§ **Task description**
Locate the string "highlight" in the records below. Copy every line where it occurs.

§ **Task material**
▼

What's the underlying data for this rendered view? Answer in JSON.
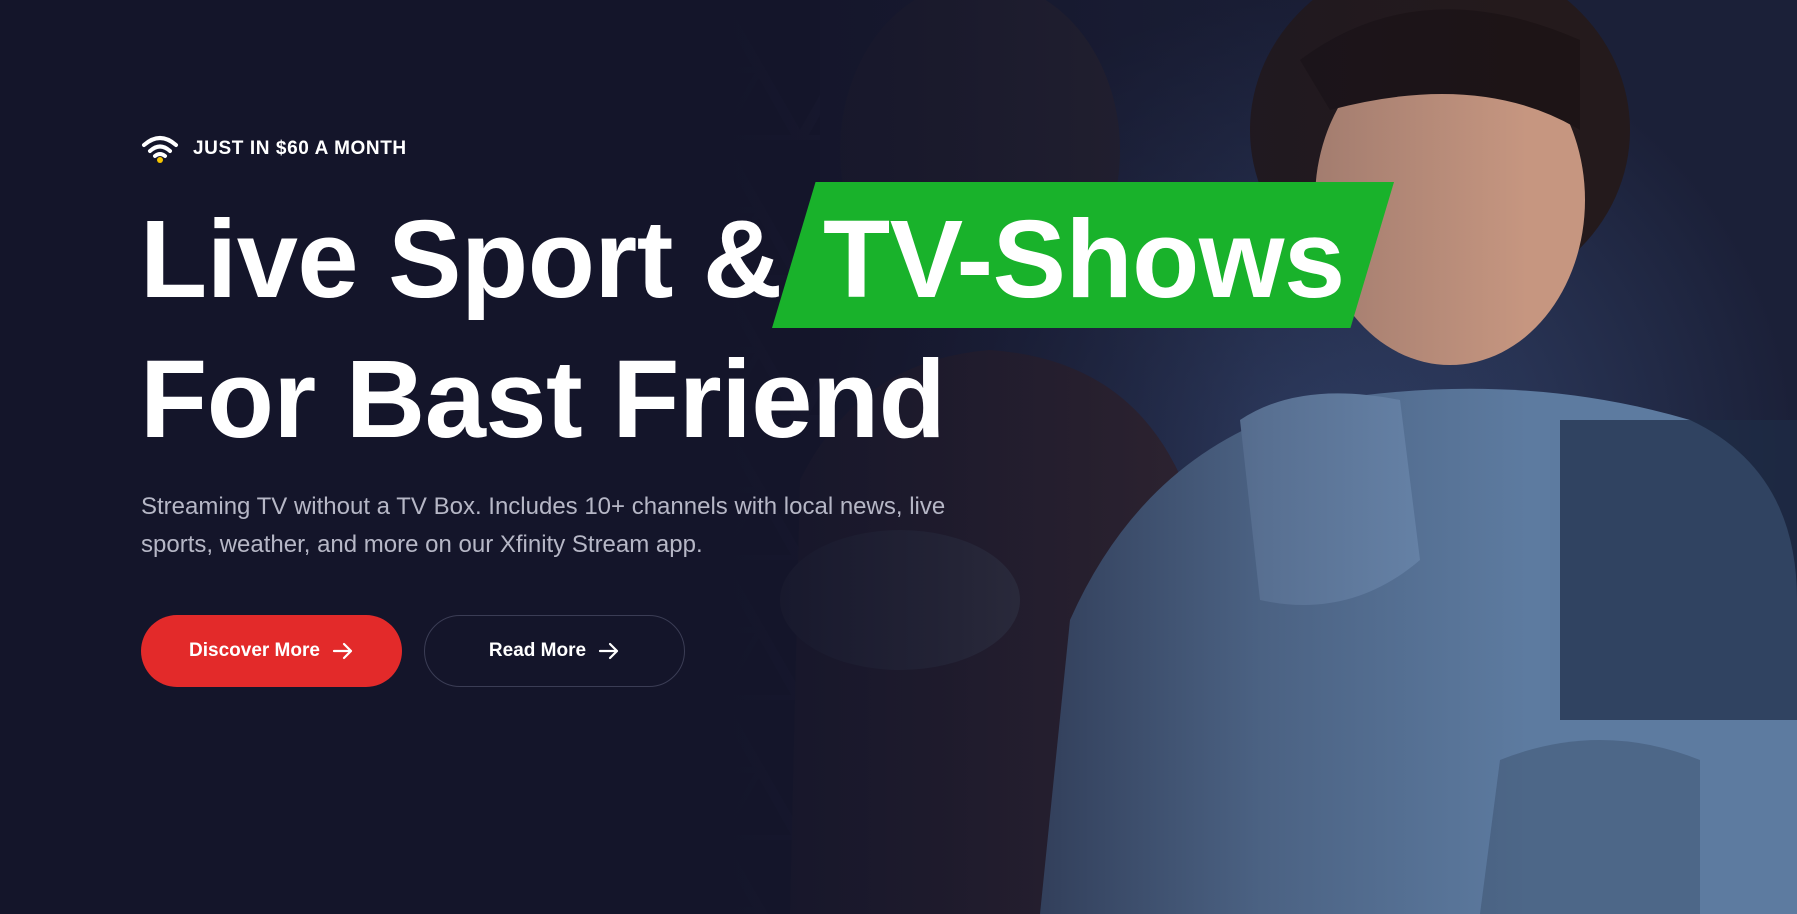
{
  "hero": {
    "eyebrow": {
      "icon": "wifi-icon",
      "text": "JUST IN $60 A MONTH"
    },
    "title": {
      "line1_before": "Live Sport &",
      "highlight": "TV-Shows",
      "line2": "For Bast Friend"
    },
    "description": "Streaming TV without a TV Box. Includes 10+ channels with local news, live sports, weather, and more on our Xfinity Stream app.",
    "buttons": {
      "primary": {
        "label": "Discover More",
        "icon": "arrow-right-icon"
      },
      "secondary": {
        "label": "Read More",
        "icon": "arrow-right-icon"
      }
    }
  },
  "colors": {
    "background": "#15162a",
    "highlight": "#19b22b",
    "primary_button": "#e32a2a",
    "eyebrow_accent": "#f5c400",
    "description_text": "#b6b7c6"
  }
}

▲
▼

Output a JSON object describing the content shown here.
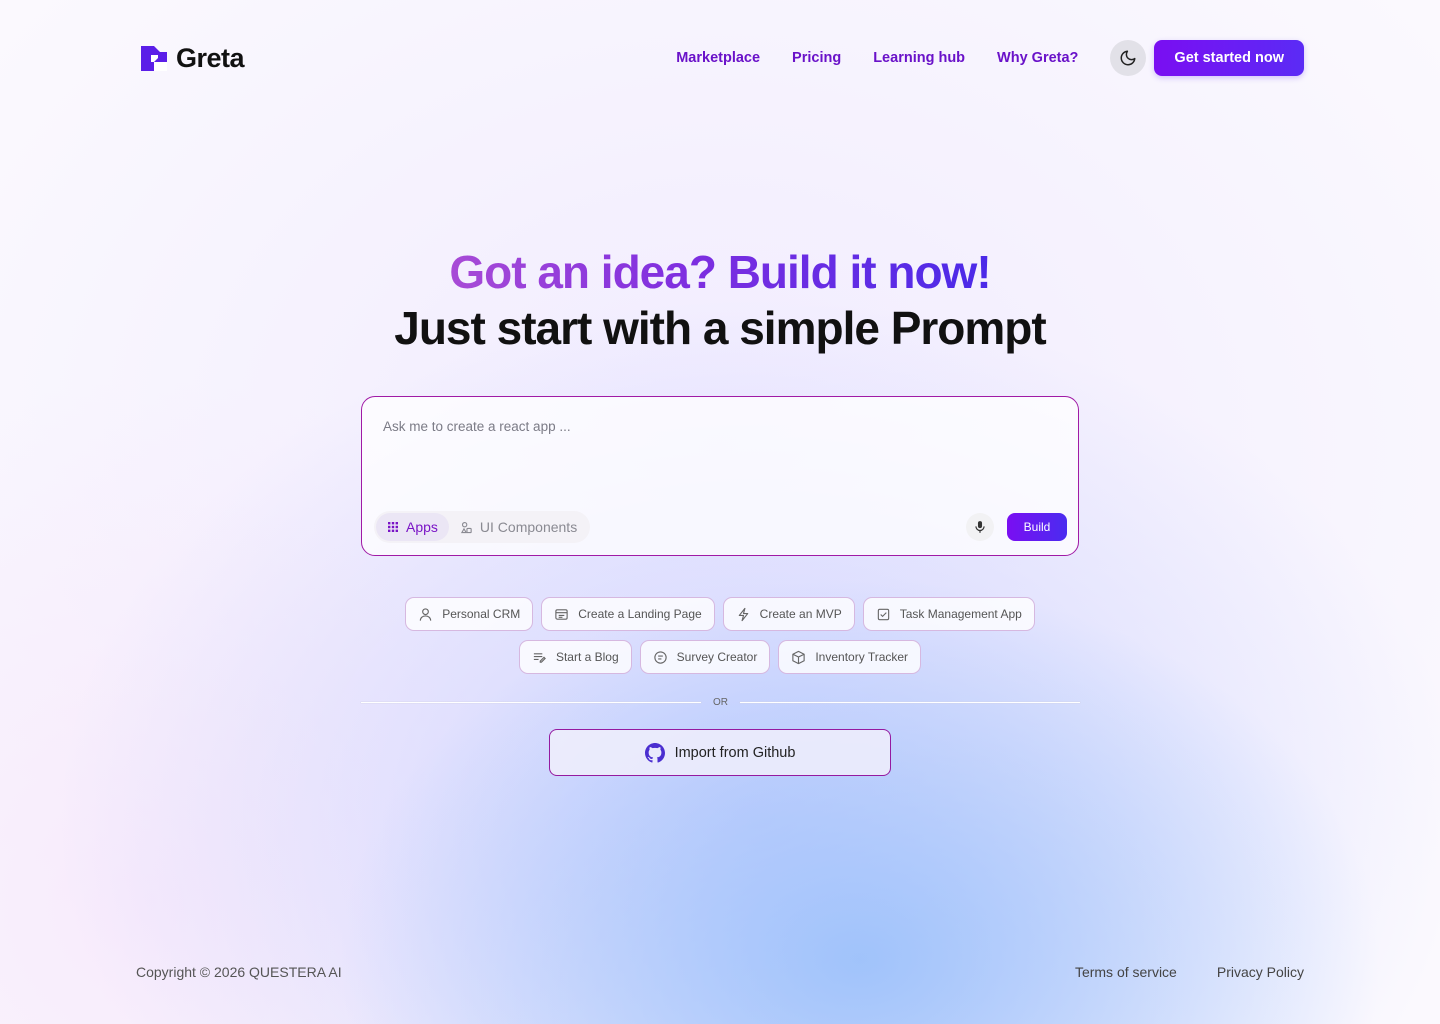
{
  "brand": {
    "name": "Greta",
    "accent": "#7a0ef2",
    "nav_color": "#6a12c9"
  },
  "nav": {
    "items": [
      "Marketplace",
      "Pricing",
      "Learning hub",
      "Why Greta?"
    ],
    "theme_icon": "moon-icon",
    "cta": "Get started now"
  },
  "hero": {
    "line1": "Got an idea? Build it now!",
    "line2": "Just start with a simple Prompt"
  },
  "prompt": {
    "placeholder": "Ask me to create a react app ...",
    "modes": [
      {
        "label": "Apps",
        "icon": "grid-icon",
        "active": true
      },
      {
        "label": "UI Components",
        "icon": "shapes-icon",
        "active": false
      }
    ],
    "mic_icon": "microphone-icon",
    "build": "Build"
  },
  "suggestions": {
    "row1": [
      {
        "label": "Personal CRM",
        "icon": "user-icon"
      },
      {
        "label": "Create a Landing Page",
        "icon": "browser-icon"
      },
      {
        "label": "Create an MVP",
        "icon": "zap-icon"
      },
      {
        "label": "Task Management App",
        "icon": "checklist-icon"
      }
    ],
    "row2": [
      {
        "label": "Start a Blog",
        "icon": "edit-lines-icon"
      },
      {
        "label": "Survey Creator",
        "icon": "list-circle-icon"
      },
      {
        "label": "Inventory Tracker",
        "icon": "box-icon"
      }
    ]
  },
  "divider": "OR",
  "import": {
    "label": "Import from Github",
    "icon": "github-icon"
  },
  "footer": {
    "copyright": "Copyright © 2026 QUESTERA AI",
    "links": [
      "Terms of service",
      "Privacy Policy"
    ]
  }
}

▲
▼

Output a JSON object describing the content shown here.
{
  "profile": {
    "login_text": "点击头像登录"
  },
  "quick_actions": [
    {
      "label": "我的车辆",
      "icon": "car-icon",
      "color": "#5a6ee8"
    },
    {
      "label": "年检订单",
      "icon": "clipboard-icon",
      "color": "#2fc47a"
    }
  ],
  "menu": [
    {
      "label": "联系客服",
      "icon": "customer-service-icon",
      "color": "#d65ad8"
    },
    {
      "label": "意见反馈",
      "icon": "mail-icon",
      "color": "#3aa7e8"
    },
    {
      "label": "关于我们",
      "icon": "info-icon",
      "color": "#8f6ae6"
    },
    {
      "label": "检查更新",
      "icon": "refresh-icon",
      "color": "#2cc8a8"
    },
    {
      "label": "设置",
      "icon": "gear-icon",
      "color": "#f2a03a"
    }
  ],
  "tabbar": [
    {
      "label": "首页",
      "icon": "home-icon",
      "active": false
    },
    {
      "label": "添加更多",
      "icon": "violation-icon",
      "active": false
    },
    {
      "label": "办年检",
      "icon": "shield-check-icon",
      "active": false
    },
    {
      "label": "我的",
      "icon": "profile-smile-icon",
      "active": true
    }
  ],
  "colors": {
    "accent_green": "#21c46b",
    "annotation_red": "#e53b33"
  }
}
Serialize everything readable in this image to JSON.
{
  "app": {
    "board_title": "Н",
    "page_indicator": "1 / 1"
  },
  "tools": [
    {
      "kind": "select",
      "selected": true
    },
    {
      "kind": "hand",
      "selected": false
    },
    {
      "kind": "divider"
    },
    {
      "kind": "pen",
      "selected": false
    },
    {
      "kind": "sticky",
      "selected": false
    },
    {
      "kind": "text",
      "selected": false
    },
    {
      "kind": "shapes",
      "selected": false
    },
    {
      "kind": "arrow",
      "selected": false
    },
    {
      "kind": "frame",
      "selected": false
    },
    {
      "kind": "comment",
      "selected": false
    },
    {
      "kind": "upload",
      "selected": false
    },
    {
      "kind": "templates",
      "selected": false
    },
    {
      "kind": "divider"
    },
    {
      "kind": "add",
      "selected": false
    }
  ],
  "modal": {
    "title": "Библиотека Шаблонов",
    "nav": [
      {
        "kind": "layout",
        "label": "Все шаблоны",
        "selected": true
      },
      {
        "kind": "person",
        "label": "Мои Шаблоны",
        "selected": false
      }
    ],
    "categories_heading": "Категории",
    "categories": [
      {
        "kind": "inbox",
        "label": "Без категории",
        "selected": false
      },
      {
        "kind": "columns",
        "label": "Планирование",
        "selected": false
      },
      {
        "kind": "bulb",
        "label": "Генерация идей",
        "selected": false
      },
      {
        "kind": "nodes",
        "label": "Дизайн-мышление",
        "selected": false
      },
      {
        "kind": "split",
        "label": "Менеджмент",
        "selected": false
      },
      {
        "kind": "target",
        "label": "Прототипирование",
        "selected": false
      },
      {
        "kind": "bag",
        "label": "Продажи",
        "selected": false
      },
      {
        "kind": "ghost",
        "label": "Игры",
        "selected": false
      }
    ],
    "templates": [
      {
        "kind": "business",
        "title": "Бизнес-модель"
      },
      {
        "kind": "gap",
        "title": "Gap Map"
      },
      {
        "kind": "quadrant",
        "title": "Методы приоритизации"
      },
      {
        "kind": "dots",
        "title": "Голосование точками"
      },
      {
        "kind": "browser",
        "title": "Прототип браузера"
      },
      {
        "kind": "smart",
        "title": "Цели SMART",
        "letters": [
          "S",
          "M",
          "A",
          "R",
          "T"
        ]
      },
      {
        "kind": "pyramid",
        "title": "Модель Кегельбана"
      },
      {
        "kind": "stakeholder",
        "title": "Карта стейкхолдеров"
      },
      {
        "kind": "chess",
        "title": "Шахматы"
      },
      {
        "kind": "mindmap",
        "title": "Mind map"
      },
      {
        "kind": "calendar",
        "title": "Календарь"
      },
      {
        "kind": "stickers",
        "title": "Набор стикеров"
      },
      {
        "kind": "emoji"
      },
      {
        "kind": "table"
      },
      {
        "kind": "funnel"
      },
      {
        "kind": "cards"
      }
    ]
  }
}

▲

§ **Full solution**
      "highlight": "TV-Shows",
    "highlight": "#19b22b",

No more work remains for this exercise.